[Stored items]
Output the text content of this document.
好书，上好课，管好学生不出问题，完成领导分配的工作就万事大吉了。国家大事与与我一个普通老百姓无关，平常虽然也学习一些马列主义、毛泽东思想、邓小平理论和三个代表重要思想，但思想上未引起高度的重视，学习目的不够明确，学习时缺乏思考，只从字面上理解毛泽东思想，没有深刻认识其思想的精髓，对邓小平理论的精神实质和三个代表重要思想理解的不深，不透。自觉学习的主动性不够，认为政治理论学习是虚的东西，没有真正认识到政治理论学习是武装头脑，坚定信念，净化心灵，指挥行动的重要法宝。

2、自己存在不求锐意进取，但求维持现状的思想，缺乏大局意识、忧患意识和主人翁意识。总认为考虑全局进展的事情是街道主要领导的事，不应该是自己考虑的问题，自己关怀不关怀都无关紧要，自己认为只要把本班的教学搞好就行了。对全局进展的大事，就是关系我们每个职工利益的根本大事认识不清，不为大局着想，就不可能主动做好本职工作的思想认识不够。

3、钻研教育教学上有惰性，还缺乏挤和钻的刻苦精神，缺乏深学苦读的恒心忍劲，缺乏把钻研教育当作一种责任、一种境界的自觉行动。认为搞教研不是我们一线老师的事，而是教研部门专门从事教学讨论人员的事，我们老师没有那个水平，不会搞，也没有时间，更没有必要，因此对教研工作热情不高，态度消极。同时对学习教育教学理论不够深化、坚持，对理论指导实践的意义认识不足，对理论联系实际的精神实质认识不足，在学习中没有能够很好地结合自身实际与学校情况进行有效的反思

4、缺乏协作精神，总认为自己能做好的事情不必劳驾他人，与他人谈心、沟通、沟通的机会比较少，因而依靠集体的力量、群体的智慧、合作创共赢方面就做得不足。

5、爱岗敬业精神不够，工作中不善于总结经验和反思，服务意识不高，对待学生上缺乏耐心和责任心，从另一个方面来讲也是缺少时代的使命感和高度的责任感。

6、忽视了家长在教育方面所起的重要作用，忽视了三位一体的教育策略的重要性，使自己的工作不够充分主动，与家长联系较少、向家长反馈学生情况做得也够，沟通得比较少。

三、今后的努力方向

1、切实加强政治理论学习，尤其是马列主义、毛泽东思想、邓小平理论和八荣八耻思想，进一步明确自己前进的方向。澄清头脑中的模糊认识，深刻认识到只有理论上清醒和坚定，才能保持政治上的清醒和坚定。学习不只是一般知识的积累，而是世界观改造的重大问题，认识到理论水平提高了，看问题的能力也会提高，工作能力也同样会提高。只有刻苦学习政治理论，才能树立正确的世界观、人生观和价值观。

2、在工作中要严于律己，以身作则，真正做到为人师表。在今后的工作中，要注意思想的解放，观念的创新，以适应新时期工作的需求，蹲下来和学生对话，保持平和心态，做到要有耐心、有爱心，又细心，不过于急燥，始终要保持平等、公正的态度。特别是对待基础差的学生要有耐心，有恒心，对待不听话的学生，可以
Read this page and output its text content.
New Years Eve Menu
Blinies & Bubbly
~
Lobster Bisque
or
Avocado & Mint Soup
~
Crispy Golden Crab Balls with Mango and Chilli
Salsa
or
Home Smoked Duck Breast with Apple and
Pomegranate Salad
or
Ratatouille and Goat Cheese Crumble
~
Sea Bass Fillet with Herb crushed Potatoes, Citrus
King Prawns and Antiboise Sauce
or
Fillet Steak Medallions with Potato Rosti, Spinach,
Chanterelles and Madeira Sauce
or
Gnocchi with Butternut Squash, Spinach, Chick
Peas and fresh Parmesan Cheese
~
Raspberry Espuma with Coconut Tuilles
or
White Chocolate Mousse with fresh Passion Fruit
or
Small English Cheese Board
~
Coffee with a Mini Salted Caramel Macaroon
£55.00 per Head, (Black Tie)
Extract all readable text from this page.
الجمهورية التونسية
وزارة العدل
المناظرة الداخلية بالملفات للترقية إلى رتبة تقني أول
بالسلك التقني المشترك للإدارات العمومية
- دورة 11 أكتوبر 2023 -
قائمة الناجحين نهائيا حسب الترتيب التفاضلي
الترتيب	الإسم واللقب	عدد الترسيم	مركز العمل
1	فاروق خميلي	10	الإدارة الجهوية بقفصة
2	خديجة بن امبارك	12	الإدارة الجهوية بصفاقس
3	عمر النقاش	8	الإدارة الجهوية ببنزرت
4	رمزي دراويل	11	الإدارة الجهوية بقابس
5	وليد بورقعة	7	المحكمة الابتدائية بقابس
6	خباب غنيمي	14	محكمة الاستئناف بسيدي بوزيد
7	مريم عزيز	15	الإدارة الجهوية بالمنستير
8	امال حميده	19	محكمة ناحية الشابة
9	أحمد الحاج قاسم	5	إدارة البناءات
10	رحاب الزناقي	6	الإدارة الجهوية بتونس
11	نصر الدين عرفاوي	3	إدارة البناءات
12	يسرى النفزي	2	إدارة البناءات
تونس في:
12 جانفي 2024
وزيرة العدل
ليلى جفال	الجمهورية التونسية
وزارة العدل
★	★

To be done —
Transcribe all of the lines in the records precisely.

Answer —
Output the text content of this document.
好书，上好课，管好学生不出问题，完成领导分配的工作就万事大吉了。国家大事与与我一个普通老百姓无关，平常虽然也学习一些马列主义、毛泽东思想、邓小平理论和三个代表重要思想，但思想上未引起高度的重视，学习目的不够明确，学习时缺乏思考，只从字面上理解毛泽东思想，没有深刻认识其思想的精髓，对邓小平理论的精神实质和三个代表重要思想理解的不深，不透。自觉学习的主动性不够，认为政治理论学习是虚的东西，没有真正认识到政治理论学习是武装头脑，坚定信念，净化心灵，指挥行动的重要法宝。

2、自己存在不求锐意进取，但求维持现状的思想，缺乏大局意识、忧患意识和主人翁意识。总认为考虑全局进展的事情是街道主要领导的事，不应该是自己考虑的问题，自己关怀不关怀都无关紧要，自己认为只要把本班的教学搞好就行了。对全局进展的大事，就是关系我们每个职工利益的根本大事认识不清，不为大局着想，就不可能主动做好本职工作的思想认识不够。

3、钻研教育教学上有惰性，还缺乏挤和钻的刻苦精神，缺乏深学苦读的恒心忍劲，缺乏把钻研教育当作一种责任、一种境界的自觉行动。认为搞教研不是我们一线老师的事，而是教研部门专门从事教学讨论人员的事，我们老师没有那个水平，不会搞，也没有时间，更没有必要，因此对教研工作热情不高，态度消极。同时对学习教育教学理论不够深化、坚持，对理论指导实践的意义认识不足，对理论联系实际的精神实质认识不足，在学习中没有能够很好地结合自身实际与学校情况进行有效的反思

4、缺乏协作精神，总认为自己能做好的事情不必劳驾他人，与他人谈心、沟通、沟通的机会比较少，因而依靠集体的力量、群体的智慧、合作创共赢方面就做得不足。

5、爱岗敬业精神不够，工作中不善于总结经验和反思，服务意识不高，对待学生上缺乏耐心和责任心，从另一个方面来讲也是缺少时代的使命感和高度的责任感。

6、忽视了家长在教育方面所起的重要作用，忽视了三位一体的教育策略的重要性，使自己的工作不够充分主动，与家长联系较少、向家长反馈学生情况做得也够，沟通得比较少。

三、今后的努力方向

1、切实加强政治理论学习，尤其是马列主义、毛泽东思想、邓小平理论和八荣八耻思想，进一步明确自己前进的方向。澄清头脑中的模糊认识，深刻认识到只有理论上清醒和坚定，才能保持政治上的清醒和坚定。学习不只是一般知识的积累，而是世界观改造的重大问题，认识到理论水平提高了，看问题的能力也会提高，工作能力也同样会提高。只有刻苦学习政治理论，才能树立正确的世界观、人生观和价值观。

2、在工作中要严于律己，以身作则，真正做到为人师表。在今后的工作中，要注意思想的解放，观念的创新，以适应新时期工作的需求，蹲下来和学生对话，保持平和心态，做到要有耐心、有爱心，又细心，不过于急燥，始终要保持平等、公正的态度。特别是对待基础差的学生要有耐心，有恒心，对待不听话的学生，可以
Read this page and output its text content.
New Years Eve Menu
Blinies & Bubbly
~
Lobster Bisque
or
Avocado & Mint Soup
~
Crispy Golden Crab Balls with Mango and Chilli
Salsa
or
Home Smoked Duck Breast with Apple and
Pomegranate Salad
or
Ratatouille and Goat Cheese Crumble
~
Sea Bass Fillet with Herb crushed Potatoes, Citrus
King Prawns and Antiboise Sauce
or
Fillet Steak Medallions with Potato Rosti, Spinach,
Chanterelles and Madeira Sauce
or
Gnocchi with Butternut Squash, Spinach, Chick
Peas and fresh Parmesan Cheese
~
Raspberry Espuma with Coconut Tuilles
or
White Chocolate Mousse with fresh Passion Fruit
or
Small English Cheese Board
~
Coffee with a Mini Salted Caramel Macaroon
£55.00 per Head, (Black Tie)
Extract all readable text from this page.
الجمهورية التونسية
وزارة العدل
المناظرة الداخلية بالملفات للترقية إلى رتبة تقني أول
بالسلك التقني المشترك للإدارات العمومية
- دورة 11 أكتوبر 2023 -
قائمة الناجحين نهائيا حسب الترتيب التفاضلي
الترتيب	الإسم واللقب	عدد الترسيم	مركز العمل
1	فاروق خميلي	10	الإدارة الجهوية بقفصة
2	خديجة بن امبارك	12	الإدارة الجهوية بصفاقس
3	عمر النقاش	8	الإدارة الجهوية ببنزرت
4	رمزي دراويل	11	الإدارة الجهوية بقابس
5	وليد بورقعة	7	المحكمة الابتدائية بقابس
6	خباب غنيمي	14	محكمة الاستئناف بسيدي بوزيد
7	مريم عزيز	15	الإدارة الجهوية بالمنستير
8	امال حميده	19	محكمة ناحية الشابة
9	أحمد الحاج قاسم	5	إدارة البناءات
10	رحاب الزناقي	6	الإدارة الجهوية بتونس
11	نصر الدين عرفاوي	3	إدارة البناءات
12	يسرى النفزي	2	إدارة البناءات
تونس في:
12 جانفي 2024
وزيرة العدل
ليلى جفال	الجمهورية التونسية
وزارة العدل
★	★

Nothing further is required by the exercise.